Aufgabe a ▸ Gib den Textauszug zum deutschen Exportüberschuss wortgetreu wieder, beginnend bei „Wie immer ist“ und endend bei „Thema verfehlt, sechs.“.

Textauszug ▸
_ _ _ _ _ _ _

Wie immer ist in einem Bild auch das wichtig, was fehlt. Wenige Tage, bevor die FDP aus der Bundesregierung flüchtete, hatte sie bereits einen Abschiedsbrief übergeben: die Ausarbeitung des Bundesfinanzministeriums Wirtschaftswende Deutschland – Konzept für Wachstum und Generationengerechtigkeit. In diesem 18-seitigen Dokument kommen die Worte Außenhandel, Export, Exportüberschuss und Auslandsvermögen nicht vor. Einen Prüfling würden deutsche Oberlehrer mit der Bemerkung nach Hause schicken: Thema verfehlt, sechs.
Nach Auffassung der Liberalen wird in Deutschland zu wenig gearbeitet, zu viel staatlich reguliert und zu wenig investiert. Lautstark sorgen sie sich um die unzureichenden deutschen Unternehmensinvestitionen. In den USA und Frankreich sei es in den letzten Jahren viel mehr gewesen! Und sie haben auch eine Begründung zur Hand: Die Besteuerung der Unternehmen im deutschen Vaterland sei zu hoch. Dabei wissen die Beamten im Bundesfinanzministerium, wie die Verwendung des deutschen Bruttoinlandsproduktes (BIP) aussieht. Im Jahr 2023 machten 2205,6 Milliarden Euro privater und 905,2 Milliarden staatlicher Konsumausgaben zusammen gut 74 Prozent des BIP aus. Auf die Investitionen entfielen knapp 22 Prozent. Und dann ist da noch ein Rest – die 4 Prozent des Außenbeitrags, der Exportüberschuss. Jahr für Jahr verkaufen deutsche Unternehmen mehr Waren und Dienstleistungen ins Ausland, als sie von dort einkaufen. Während der Eurokrise wurde dieser Überschuss gern als das Urte il des Marktes den Verlierern vorgehalten: Die hart arbeitenden Deutschen sind konkurrenzfähiger, Punkt. Regelmäßig finden sich die Nachrichten über den Exportüberschuss in den Medien – und es sind meist gute Nachrichten. Nicht alles ist positiv, der deutsche Saldo im Außenhandel aber gewiss.

_ _ _ _ _ _ _

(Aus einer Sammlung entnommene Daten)
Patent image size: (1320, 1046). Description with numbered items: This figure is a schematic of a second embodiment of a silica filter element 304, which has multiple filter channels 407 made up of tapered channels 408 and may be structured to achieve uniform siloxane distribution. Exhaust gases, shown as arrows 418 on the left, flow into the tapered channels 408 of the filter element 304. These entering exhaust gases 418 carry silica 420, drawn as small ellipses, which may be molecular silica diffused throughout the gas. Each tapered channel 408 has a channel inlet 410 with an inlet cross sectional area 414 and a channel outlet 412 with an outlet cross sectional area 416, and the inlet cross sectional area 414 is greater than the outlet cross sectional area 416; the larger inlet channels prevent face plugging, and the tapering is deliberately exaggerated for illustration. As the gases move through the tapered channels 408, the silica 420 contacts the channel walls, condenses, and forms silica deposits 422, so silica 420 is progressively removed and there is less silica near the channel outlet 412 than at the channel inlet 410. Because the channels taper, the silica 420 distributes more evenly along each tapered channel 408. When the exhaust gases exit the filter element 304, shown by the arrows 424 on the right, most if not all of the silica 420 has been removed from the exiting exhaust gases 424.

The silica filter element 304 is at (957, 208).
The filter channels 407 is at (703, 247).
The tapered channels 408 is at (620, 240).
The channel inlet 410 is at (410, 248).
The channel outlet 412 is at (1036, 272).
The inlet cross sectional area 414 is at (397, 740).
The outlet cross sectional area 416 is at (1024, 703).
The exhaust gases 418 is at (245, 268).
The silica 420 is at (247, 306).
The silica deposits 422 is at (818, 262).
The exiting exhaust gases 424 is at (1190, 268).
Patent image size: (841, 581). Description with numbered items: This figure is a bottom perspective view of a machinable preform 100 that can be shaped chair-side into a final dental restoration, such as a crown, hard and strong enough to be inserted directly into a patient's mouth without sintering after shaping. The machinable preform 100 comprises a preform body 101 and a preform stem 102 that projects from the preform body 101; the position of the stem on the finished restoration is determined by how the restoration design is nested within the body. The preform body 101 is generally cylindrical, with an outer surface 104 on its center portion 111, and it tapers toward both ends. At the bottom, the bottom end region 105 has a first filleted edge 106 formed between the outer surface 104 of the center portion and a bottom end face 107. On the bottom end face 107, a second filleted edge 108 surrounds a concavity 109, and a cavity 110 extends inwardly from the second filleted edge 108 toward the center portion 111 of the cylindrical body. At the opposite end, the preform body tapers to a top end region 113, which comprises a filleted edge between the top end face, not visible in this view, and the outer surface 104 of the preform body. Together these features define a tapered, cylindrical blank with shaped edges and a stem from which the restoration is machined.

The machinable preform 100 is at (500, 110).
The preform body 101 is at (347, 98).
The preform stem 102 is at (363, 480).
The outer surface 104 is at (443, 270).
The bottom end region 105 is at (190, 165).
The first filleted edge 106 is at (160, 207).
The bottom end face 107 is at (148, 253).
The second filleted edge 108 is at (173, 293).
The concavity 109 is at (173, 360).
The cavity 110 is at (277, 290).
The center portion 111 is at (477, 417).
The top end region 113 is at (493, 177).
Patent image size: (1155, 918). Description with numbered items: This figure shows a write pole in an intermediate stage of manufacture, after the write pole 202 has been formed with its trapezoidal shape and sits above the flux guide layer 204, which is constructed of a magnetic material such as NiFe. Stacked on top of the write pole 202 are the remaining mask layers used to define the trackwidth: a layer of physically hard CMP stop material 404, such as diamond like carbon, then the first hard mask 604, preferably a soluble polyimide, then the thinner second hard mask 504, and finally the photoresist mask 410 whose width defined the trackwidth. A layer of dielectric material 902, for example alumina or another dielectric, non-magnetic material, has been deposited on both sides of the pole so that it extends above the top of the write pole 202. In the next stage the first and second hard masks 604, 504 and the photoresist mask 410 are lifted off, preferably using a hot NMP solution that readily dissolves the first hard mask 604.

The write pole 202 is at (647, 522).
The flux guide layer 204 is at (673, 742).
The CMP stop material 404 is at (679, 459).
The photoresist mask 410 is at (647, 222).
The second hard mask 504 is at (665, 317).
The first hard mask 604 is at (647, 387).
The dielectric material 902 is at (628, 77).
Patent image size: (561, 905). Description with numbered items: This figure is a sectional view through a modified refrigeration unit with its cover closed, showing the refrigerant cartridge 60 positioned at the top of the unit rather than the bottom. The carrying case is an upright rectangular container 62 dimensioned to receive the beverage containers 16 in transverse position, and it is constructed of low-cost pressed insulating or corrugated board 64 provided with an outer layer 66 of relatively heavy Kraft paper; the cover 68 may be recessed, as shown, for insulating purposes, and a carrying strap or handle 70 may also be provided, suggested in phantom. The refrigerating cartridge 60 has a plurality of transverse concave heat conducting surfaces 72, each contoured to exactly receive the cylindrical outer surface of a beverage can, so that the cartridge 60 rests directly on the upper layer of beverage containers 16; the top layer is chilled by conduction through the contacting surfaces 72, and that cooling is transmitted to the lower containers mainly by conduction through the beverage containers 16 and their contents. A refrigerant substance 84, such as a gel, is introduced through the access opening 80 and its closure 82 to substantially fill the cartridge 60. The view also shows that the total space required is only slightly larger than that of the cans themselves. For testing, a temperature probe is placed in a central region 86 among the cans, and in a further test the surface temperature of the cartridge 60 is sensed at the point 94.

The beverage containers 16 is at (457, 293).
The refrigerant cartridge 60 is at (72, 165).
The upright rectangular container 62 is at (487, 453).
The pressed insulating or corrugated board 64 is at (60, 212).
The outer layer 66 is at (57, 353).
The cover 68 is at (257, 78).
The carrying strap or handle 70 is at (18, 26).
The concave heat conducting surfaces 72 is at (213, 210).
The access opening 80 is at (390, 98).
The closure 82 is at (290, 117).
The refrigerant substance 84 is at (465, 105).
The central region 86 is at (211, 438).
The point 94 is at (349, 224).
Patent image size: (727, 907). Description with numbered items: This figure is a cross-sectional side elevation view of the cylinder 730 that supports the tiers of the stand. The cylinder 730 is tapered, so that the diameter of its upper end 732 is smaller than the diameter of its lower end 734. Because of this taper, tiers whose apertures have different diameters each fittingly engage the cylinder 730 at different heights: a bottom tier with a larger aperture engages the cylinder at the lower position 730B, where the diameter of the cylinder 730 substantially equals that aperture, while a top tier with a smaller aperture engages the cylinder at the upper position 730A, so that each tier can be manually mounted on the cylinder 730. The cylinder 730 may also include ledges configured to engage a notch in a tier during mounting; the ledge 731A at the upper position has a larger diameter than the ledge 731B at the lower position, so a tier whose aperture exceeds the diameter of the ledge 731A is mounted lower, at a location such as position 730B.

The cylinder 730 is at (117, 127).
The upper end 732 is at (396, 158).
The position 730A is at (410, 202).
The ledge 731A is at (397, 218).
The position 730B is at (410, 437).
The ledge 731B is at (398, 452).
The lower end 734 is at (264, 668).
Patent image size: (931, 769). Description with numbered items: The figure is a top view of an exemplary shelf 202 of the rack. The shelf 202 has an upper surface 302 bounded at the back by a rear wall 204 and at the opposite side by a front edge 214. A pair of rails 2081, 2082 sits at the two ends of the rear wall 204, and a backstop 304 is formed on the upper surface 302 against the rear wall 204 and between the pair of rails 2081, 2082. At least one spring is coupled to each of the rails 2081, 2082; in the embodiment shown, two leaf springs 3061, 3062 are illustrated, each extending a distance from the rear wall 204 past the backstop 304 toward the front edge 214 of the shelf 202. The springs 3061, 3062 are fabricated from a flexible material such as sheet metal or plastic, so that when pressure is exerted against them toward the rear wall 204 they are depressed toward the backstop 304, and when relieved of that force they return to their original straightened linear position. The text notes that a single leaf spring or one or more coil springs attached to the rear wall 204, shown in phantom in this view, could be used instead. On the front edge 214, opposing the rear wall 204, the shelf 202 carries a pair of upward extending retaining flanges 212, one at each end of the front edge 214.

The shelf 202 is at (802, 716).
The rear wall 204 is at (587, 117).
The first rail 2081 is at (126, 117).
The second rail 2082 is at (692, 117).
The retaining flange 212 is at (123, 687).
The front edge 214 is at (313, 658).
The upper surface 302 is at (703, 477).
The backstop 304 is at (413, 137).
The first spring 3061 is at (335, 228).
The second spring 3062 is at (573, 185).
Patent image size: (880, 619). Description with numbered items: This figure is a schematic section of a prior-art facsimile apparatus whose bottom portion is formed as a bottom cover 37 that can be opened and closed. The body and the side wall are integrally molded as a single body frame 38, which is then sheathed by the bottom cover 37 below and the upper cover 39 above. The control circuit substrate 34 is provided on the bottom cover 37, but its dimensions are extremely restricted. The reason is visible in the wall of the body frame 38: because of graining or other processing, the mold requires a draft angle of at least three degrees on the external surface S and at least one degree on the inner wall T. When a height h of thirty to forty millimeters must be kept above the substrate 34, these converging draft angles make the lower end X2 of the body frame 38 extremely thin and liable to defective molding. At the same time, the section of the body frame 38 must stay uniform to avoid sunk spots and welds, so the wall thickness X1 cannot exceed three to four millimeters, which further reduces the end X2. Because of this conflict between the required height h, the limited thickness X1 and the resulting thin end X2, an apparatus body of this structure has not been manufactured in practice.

_ _ _ _ _ _ _

Aufgabe b ▸ Zitiere aus der Auflistung die Zeilen, beginnend mit der Zeile, die „Patent image size: (727, 907).“ enthält, und endend mit der Zeile, die „The lower end 734 is at (264, 668).“ enthält, wobei beide Zeilen dazugehören.

Schriftliche Antwort a ▸
Wie immer ist in einem Bild auch das wichtig, was fehlt. Wenige Tage, bevor die FDP aus der Bundesregierung flüchtete, hatte sie bereits einen Abschiedsbrief übergeben: die Ausarbeitung des Bundesfinanzministeriums Wirtschaftswende Deutschland – Konzept für Wachstum und Generationengerechtigkeit. In diesem 18-seitigen Dokument kommen die Worte Außenhandel, Export, Exportüberschuss und Auslandsvermögen nicht vor. Einen Prüfling würden deutsche Oberlehrer mit der Bemerkung nach Hause schicken: Thema verfehlt, sechs.

Schriftliche Antwort b ▸
Patent image size: (727, 907). Description with numbered items: This figure is a cross-sectional side elevation view of the cylinder 730 that supports the tiers of the stand. The cylinder 730 is tapered, so that the diameter of its upper end 732 is smaller than the diameter of its lower end 734. Because of this taper, tiers whose apertures have different diameters each fittingly engage the cylinder 730 at different heights: a bottom tier with a larger aperture engages the cylinder at the lower position 730B, where the diameter of the cylinder 730 substantially equals that aperture, while a top tier with a smaller aperture engages the cylinder at the upper position 730A, so that each tier can be manually mounted on the cylinder 730. The cylinder 730 may also include ledges configured to engage a notch in a tier during mounting; the ledge 731A at the upper position has a larger diameter than the ledge 731B at the lower position, so a tier whose aperture exceeds the diameter of the ledge 731A is mounted lower, at a location such as position 730B.

The cylinder 730 is at (117, 127).
The upper end 732 is at (396, 158).
The position 730A is at (410, 202).
The ledge 731A is at (397, 218).
The position 730B is at (410, 437).
The ledge 731B is at (398, 452).
The lower end 734 is at (264, 668).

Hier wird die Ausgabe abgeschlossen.